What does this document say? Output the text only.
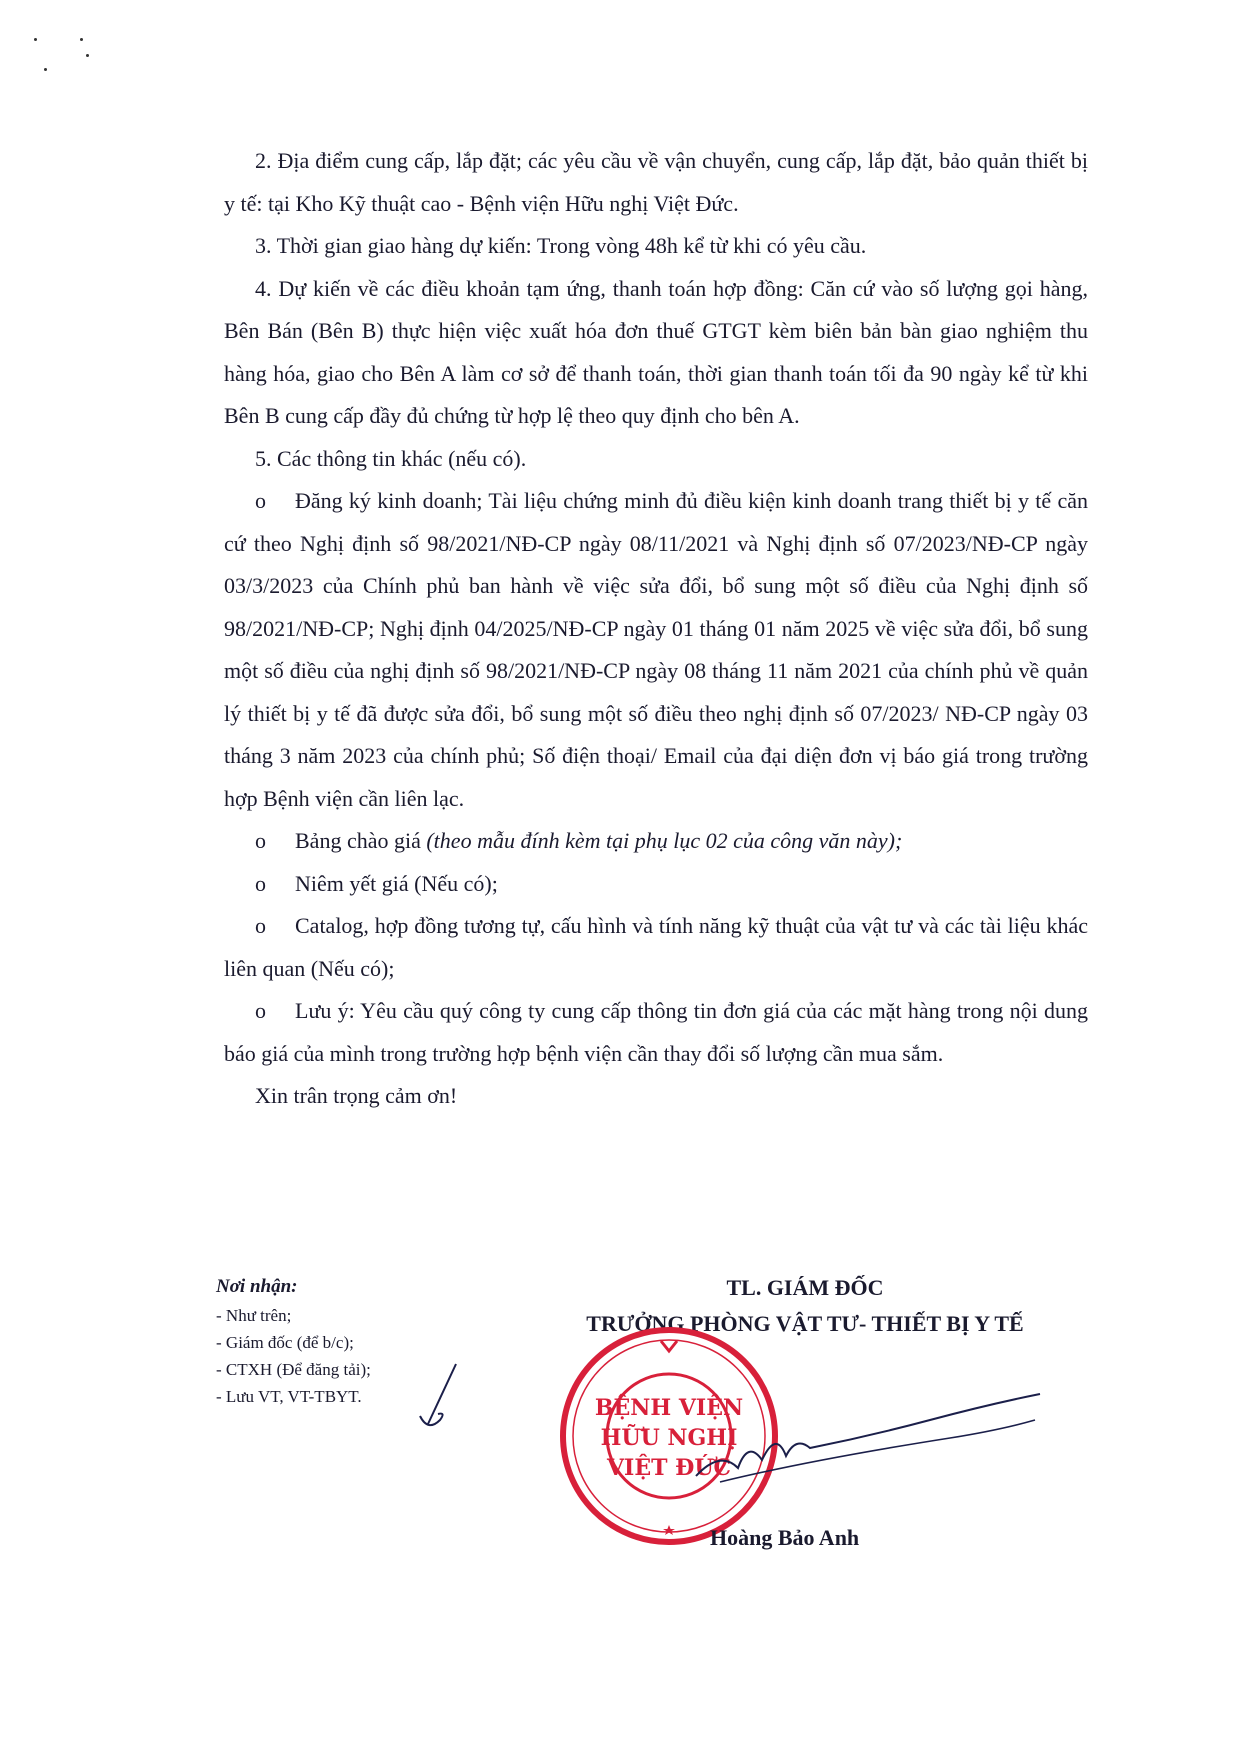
2. Địa điểm cung cấp, lắp đặt; các yêu cầu về vận chuyển, cung cấp, lắp đặt, bảo quản thiết bị y tế: tại Kho Kỹ thuật cao - Bệnh viện Hữu nghị Việt Đức.

3. Thời gian giao hàng dự kiến: Trong vòng 48h kể từ khi có yêu cầu.

4. Dự kiến về các điều khoản tạm ứng, thanh toán hợp đồng: Căn cứ vào số lượng gọi hàng, Bên Bán (Bên B) thực hiện việc xuất hóa đơn thuế GTGT kèm biên bản bàn giao nghiệm thu hàng hóa, giao cho Bên A làm cơ sở để thanh toán, thời gian thanh toán tối đa 90 ngày kể từ khi Bên B cung cấp đầy đủ chứng từ hợp lệ theo quy định cho bên A.

5. Các thông tin khác (nếu có).

o Đăng ký kinh doanh; Tài liệu chứng minh đủ điều kiện kinh doanh trang thiết bị y tế căn cứ theo Nghị định số 98/2021/NĐ-CP ngày 08/11/2021 và Nghị định số 07/2023/NĐ-CP ngày 03/3/2023 của Chính phủ ban hành về việc sửa đổi, bổ sung một số điều của Nghị định số 98/2021/NĐ-CP; Nghị định 04/2025/NĐ-CP ngày 01 tháng 01 năm 2025 về việc sửa đổi, bổ sung một số điều của nghị định số 98/2021/NĐ-CP ngày 08 tháng 11 năm 2021 của chính phủ về quản lý thiết bị y tế đã được sửa đổi, bổ sung một số điều theo nghị định số 07/2023/ NĐ-CP ngày 03 tháng 3 năm 2023 của chính phủ; Số điện thoại/ Email của đại diện đơn vị báo giá trong trường hợp Bệnh viện cần liên lạc.

o Bảng chào giá (theo mẫu đính kèm tại phụ lục 02 của công văn này);

o Niêm yết giá (Nếu có);

o Catalog, hợp đồng tương tự, cấu hình và tính năng kỹ thuật của vật tư và các tài liệu khác liên quan (Nếu có);

o Lưu ý: Yêu cầu quý công ty cung cấp thông tin đơn giá của các mặt hàng trong nội dung báo giá của mình trong trường hợp bệnh viện cần thay đổi số lượng cần mua sắm.

Xin trân trọng cảm ơn!

Nơi nhận:
- Như trên;
- Giám đốc (để b/c);
- CTXH (Để đăng tải);
- Lưu VT, VT-TBYT.
TL. GIÁM ĐỐC
TRƯỞNG PHÒNG VẬT TƯ- THIẾT BỊ Y TẾ
BỆNH VIỆN
HỮU NGHỊ
VIỆT ĐỨC
Hoàng Bảo Anh
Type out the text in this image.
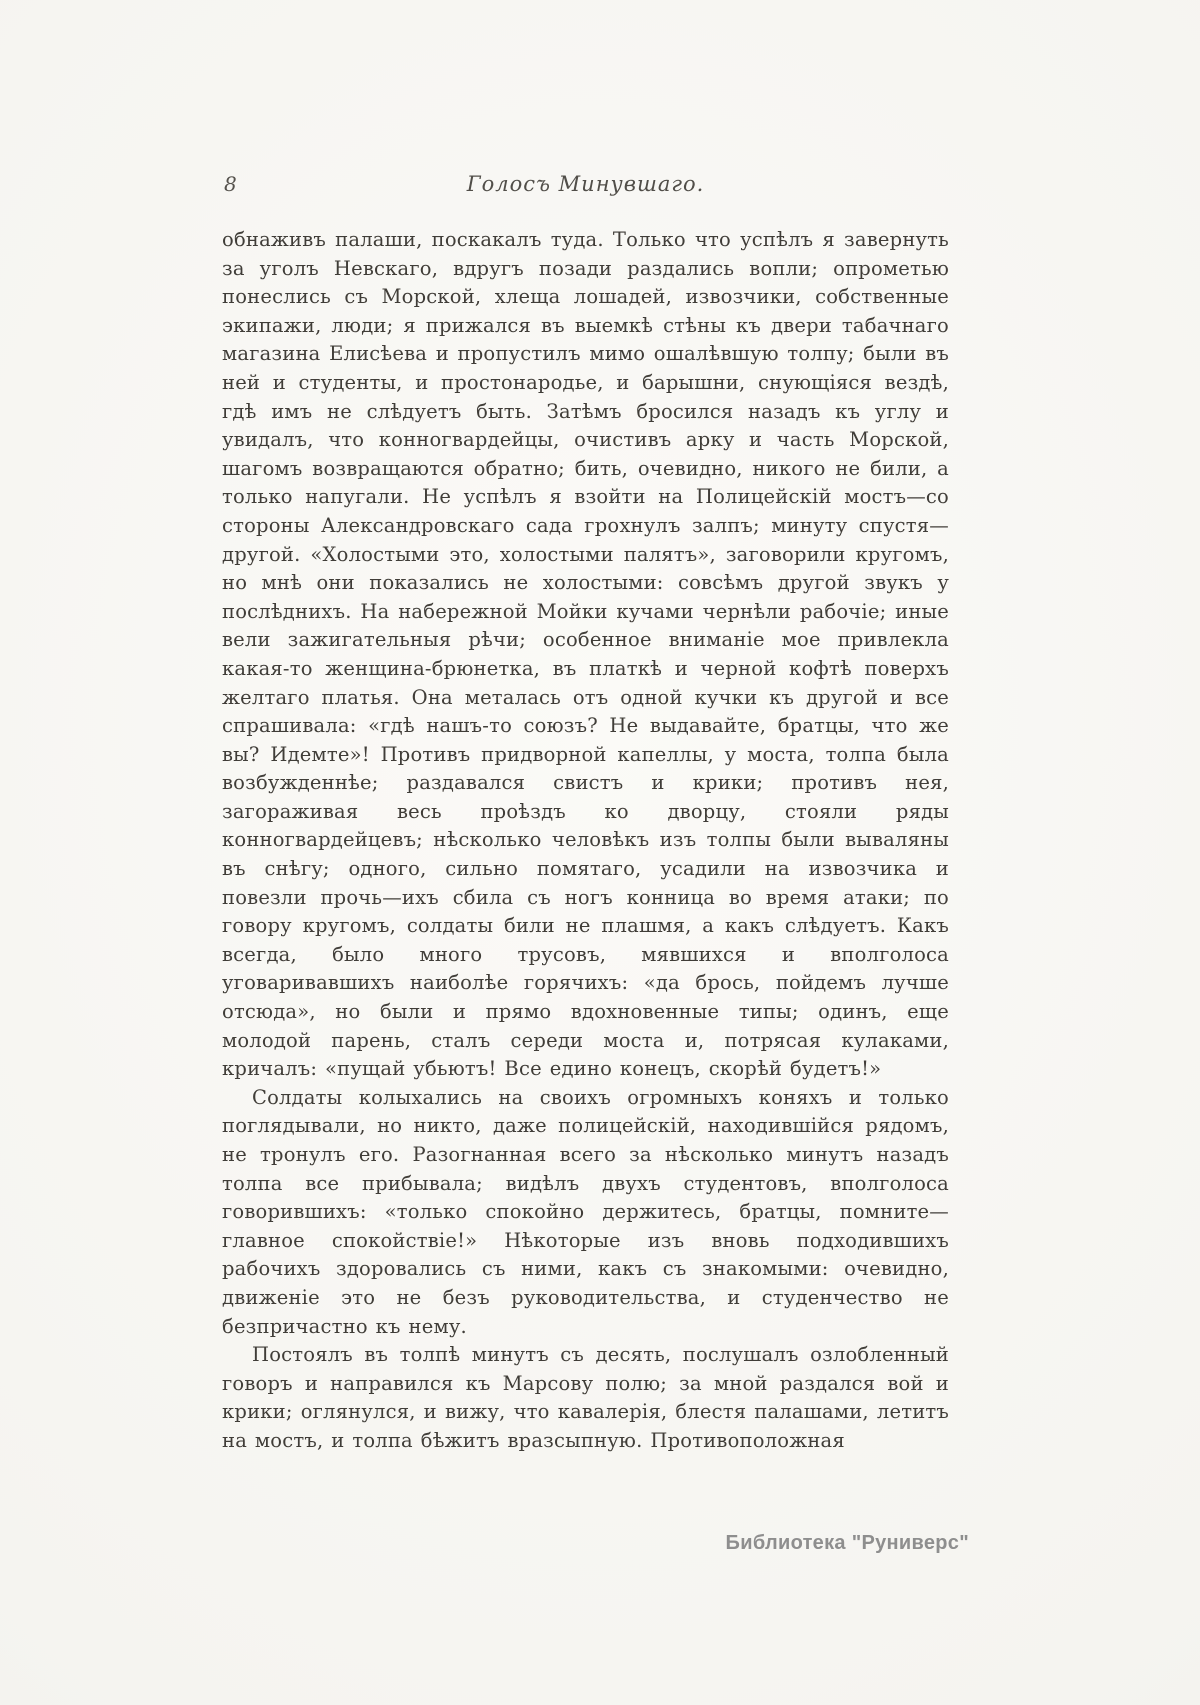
8	Голосъ Минувшаго.

обнаживъ палаши, поскакалъ туда. Только что успѣлъ я завернуть за уголъ Невскаго, вдругъ позади раздались вопли; опрометью понеслись съ Морской, хлеща лошадей, извозчики, собственные экипажи, люди; я прижался въ выемкѣ стѣны къ двери табачнаго магазина Елисѣева и пропустилъ мимо ошалѣвшую толпу; были въ ней и студенты, и простонародье, и барышни, снующіяся вездѣ, гдѣ имъ не слѣдуетъ быть. Затѣмъ бросился назадъ къ углу и увидалъ, что конногвардейцы, очистивъ арку и часть Морской, шагомъ возвращаются обратно; бить, очевидно, никого не били, а только напугали. Не успѣлъ я взойти на Полицейскій мостъ—со стороны Александровскаго сада грохнулъ залпъ; минуту спустя—другой. «Холостыми это, холостыми палятъ», заговорили кругомъ, но мнѣ они показались не холостыми: совсѣмъ другой звукъ у послѣднихъ. На набережной Мойки кучами чернѣли рабочіе; иные вели зажигательныя рѣчи; особенное вниманіе мое привлекла какая-то женщина-брюнетка, въ платкѣ и черной кофтѣ поверхъ желтаго платья. Она металась отъ одной кучки къ другой и все спрашивала: «гдѣ нашъ-то союзъ? Не выдавайте, братцы, что же вы? Идемте»! Противъ придворной капеллы, у моста, толпа была возбужденнѣе; раздавался свистъ и крики; противъ нея, загораживая весь проѣздъ ко дворцу, стояли ряды конногвардейцевъ; нѣсколько человѣкъ изъ толпы были вываляны въ снѣгу; одного, сильно помятаго, усадили на извозчика и повезли прочь—ихъ сбила съ ногъ конница во время атаки; по говору кругомъ, солдаты били не плашмя, а какъ слѣдуетъ. Какъ всегда, было много трусовъ, мявшихся и вполголоса уговаривавшихъ наиболѣе горячихъ: «да брось, пойдемъ лучше отсюда», но были и прямо вдохновенные типы; одинъ, еще молодой парень, сталъ середи моста и, потрясая кулаками, кричалъ: «пущай убьютъ! Все едино конецъ, скорѣй будетъ!»

Солдаты колыхались на своихъ огромныхъ коняхъ и только поглядывали, но никто, даже полицейскій, находившійся рядомъ, не тронулъ его. Разогнанная всего за нѣсколько минутъ назадъ толпа все прибывала; видѣлъ двухъ студентовъ, вполголоса говорившихъ: «только спокойно держитесь, братцы, помните— главное спокойствіе!» Нѣкоторые изъ вновь подходившихъ рабочихъ здоровались съ ними, какъ съ знакомыми: очевидно, движеніе это не безъ руководительства, и студенчество не безпричастно къ нему.

Постоялъ въ толпѣ минутъ съ десять, послушалъ озлобленный говоръ и направился къ Марсову полю; за мной раздался вой и крики; оглянулся, и вижу, что кавалерія, блестя палашами, летитъ на мостъ, и толпа бѣжитъ вразсыпную. Противоположная

Библиотека "Руниверс"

+===+

- What is required -
Copy every line from the entries that contains the word "đồng".

- Right answer -
4. Dự kiến về các điều khoản tạm ứng, thanh toán hợp đồng: Căn cứ vào số lượng gọi hàng, Bên Bán (Bên B) thực hiện việc xuất hóa đơn thuế GTGT kèm biên bản bàn giao nghiệm thu hàng hóa, giao cho Bên A làm cơ sở để thanh toán, thời gian thanh toán tối đa 90 ngày kể từ khi Bên B cung cấp đầy đủ chứng từ hợp lệ theo quy định cho bên A.
o Catalog, hợp đồng tương tự, cấu hình và tính năng kỹ thuật của vật tư và các tài liệu khác liên quan (Nếu có);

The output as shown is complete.